The task:
Across the entries below, tally every line that holds the string "World" and reply with the number only.

# # # # #

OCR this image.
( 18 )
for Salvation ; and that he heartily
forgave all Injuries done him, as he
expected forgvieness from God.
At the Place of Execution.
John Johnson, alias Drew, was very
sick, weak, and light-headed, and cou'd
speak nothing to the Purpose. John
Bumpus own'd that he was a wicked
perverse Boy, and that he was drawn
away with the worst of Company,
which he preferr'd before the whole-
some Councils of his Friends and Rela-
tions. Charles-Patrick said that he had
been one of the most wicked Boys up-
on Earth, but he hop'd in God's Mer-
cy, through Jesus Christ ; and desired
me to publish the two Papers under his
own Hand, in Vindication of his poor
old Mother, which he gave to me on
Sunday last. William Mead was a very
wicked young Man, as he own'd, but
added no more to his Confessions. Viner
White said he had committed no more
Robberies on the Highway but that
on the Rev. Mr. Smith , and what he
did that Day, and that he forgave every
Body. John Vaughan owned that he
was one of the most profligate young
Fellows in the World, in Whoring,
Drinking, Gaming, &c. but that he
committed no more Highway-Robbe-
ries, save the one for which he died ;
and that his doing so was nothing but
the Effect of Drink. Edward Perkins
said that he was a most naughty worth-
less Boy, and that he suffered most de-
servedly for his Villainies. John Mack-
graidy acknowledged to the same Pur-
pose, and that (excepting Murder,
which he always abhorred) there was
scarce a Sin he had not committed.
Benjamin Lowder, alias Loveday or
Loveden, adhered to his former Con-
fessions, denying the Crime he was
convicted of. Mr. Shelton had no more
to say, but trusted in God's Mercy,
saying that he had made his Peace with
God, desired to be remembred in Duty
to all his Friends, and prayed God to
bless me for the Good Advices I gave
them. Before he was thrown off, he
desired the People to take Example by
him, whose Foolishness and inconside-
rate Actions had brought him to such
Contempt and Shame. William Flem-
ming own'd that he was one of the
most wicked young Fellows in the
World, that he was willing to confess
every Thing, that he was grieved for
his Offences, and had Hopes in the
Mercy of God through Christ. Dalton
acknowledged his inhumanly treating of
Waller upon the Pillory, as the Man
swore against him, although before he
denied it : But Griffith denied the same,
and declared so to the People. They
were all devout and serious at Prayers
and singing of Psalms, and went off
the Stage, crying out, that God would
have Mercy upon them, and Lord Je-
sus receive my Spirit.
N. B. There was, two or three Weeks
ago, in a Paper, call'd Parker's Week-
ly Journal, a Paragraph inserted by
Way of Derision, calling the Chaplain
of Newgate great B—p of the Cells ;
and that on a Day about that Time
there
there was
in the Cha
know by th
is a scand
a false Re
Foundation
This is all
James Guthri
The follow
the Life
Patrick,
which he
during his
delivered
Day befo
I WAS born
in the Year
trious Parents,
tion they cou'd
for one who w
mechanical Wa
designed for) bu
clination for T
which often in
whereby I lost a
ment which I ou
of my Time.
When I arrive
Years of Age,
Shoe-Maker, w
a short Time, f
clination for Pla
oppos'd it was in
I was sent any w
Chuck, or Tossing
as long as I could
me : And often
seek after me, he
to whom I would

# # # # #

Solved problem:
2